GIVEN INFORMATION:
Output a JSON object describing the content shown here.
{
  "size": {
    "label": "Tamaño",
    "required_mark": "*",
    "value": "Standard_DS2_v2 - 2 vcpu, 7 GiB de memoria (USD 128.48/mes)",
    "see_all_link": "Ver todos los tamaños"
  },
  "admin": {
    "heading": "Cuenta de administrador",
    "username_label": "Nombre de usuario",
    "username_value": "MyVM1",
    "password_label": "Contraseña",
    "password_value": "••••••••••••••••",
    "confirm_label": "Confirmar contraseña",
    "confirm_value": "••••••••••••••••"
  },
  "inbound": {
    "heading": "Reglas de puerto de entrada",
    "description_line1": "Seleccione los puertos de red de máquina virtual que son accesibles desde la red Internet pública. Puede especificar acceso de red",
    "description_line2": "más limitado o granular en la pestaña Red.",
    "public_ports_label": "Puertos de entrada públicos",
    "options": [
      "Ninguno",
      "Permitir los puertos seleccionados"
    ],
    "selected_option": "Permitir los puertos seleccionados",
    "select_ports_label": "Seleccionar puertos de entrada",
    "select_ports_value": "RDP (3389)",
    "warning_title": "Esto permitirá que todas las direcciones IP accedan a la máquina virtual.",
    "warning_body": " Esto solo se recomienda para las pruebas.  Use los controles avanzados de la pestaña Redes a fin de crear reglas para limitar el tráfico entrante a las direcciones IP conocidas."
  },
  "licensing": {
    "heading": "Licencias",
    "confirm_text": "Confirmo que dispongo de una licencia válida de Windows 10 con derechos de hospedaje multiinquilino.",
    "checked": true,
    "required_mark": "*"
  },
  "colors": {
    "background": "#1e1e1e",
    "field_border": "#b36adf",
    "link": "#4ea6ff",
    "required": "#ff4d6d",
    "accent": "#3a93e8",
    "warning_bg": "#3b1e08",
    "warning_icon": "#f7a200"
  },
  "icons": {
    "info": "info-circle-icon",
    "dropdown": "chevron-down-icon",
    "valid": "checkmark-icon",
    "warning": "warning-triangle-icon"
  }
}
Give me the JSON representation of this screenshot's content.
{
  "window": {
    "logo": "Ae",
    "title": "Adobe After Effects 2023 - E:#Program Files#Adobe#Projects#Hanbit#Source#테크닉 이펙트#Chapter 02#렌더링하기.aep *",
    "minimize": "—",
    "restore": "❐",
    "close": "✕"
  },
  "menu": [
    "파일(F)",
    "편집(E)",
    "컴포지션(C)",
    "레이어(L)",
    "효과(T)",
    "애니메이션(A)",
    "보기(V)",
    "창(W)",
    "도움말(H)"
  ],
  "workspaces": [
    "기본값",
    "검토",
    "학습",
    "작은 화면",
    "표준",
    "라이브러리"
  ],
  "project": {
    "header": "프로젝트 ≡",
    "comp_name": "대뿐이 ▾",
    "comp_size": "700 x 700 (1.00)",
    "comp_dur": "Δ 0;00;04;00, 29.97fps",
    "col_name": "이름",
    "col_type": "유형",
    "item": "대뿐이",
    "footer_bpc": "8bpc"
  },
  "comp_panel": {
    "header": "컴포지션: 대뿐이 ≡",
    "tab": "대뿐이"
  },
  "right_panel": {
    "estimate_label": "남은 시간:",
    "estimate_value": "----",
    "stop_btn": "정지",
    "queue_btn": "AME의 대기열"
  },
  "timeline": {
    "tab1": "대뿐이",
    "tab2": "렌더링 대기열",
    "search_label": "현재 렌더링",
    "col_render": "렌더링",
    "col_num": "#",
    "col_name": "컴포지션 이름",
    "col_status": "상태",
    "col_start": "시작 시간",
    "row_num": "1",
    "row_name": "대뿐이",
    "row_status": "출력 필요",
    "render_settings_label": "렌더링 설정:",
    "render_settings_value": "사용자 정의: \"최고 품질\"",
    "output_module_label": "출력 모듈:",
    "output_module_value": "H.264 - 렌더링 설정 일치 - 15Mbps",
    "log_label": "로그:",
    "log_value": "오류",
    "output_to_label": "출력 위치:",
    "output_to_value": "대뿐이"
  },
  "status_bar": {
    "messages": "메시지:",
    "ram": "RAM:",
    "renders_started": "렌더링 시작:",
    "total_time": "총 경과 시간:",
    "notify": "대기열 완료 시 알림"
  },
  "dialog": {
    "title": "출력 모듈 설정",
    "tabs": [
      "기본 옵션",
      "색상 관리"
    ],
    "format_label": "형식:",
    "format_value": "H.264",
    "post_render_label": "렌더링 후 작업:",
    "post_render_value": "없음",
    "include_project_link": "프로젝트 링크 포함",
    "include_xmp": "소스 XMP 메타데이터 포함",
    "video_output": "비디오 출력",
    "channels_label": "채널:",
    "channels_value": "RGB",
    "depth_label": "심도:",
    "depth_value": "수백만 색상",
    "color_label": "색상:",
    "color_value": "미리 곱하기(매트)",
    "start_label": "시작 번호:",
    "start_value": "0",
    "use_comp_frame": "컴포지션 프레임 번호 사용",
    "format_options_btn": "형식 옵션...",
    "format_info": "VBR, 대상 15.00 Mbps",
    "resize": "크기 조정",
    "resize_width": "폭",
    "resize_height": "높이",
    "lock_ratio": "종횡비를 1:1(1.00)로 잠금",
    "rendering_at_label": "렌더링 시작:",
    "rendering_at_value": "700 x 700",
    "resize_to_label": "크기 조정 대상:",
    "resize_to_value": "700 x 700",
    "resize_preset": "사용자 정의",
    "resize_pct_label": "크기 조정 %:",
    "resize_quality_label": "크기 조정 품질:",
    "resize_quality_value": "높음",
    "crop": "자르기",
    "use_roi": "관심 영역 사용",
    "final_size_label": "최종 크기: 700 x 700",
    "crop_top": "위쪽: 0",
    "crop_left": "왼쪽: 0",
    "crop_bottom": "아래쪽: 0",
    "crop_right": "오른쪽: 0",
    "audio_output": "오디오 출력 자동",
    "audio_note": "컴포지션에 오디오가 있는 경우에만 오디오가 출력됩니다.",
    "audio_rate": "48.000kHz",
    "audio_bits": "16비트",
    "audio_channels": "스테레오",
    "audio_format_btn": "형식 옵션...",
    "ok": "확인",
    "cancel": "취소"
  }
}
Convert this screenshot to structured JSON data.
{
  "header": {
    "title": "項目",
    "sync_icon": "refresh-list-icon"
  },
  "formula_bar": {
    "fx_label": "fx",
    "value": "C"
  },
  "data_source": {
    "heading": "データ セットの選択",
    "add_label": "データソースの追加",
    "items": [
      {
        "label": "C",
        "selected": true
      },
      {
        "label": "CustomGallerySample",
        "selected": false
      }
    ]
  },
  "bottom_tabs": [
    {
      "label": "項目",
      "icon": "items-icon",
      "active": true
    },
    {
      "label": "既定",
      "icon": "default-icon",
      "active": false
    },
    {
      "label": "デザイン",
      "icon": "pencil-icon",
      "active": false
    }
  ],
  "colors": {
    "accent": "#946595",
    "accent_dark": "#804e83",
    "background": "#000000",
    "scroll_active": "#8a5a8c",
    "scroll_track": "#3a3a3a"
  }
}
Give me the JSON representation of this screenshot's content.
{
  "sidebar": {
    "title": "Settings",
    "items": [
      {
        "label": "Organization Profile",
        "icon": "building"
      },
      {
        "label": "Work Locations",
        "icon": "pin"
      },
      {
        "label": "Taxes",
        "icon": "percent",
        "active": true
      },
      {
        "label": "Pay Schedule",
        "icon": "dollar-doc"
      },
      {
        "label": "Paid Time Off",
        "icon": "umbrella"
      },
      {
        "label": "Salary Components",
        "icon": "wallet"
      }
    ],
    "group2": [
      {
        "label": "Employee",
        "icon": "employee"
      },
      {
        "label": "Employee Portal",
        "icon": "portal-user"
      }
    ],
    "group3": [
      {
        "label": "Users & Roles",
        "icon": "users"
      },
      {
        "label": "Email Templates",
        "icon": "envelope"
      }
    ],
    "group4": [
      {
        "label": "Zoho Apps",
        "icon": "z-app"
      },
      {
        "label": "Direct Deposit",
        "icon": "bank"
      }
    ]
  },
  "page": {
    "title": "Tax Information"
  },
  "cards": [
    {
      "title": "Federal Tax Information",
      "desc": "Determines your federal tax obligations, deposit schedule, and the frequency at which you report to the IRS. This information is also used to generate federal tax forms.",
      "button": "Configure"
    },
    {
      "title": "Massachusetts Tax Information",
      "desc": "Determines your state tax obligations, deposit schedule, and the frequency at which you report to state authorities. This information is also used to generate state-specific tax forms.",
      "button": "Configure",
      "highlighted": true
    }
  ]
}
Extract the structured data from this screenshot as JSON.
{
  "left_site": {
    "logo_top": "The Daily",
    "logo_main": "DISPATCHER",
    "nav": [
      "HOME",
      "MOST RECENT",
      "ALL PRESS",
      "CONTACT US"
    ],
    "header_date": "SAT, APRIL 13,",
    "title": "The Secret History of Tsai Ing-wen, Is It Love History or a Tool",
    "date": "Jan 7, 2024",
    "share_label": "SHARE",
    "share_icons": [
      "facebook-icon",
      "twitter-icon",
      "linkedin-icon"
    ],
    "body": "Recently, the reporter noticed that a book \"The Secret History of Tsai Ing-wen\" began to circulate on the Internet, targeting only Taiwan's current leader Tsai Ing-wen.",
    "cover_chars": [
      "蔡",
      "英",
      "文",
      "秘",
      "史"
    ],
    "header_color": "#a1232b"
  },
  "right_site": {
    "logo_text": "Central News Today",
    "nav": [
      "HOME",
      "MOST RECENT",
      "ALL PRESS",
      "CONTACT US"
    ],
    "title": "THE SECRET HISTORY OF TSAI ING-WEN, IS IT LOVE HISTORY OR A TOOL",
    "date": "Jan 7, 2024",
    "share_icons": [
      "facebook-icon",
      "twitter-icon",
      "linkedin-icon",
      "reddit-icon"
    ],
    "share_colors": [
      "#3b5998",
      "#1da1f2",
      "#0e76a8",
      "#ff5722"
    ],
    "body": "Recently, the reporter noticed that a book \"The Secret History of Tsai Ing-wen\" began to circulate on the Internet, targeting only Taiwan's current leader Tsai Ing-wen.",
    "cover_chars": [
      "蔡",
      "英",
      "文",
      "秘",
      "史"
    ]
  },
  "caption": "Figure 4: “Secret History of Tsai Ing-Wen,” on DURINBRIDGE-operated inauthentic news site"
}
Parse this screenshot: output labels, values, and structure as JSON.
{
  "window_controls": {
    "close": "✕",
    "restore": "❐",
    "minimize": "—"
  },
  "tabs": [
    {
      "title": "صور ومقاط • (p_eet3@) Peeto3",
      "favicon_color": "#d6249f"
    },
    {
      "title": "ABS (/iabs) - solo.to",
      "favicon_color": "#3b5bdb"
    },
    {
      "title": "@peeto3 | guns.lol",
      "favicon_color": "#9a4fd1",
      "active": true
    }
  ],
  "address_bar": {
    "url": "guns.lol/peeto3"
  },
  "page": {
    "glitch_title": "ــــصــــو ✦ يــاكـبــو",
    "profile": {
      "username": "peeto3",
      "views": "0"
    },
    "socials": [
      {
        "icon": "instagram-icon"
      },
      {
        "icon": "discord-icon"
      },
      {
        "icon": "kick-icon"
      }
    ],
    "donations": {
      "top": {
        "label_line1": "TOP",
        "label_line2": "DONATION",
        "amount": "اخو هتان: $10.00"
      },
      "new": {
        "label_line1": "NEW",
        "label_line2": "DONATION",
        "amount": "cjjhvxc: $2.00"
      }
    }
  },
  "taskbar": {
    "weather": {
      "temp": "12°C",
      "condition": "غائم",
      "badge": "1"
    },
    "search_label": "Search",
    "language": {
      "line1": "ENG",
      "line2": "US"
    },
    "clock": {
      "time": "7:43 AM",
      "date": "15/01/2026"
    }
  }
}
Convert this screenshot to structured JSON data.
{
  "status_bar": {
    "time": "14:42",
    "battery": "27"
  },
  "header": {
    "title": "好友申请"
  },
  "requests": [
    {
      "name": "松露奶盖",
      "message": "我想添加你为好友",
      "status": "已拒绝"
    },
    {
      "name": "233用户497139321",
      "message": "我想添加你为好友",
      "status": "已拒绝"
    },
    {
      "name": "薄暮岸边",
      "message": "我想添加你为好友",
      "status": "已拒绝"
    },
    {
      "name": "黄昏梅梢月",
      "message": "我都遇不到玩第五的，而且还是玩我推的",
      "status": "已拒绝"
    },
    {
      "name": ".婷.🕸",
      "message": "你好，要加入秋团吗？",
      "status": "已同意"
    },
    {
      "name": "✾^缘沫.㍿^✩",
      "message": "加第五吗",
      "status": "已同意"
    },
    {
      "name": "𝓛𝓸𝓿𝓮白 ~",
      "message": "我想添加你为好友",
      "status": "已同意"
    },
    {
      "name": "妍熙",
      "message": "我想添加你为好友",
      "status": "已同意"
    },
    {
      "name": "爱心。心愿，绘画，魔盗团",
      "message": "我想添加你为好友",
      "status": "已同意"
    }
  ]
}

WRITTEN TASK: Say how many lines in this material hold "background", and say nothing else.

SOLUTION FOR THIS TASK: 2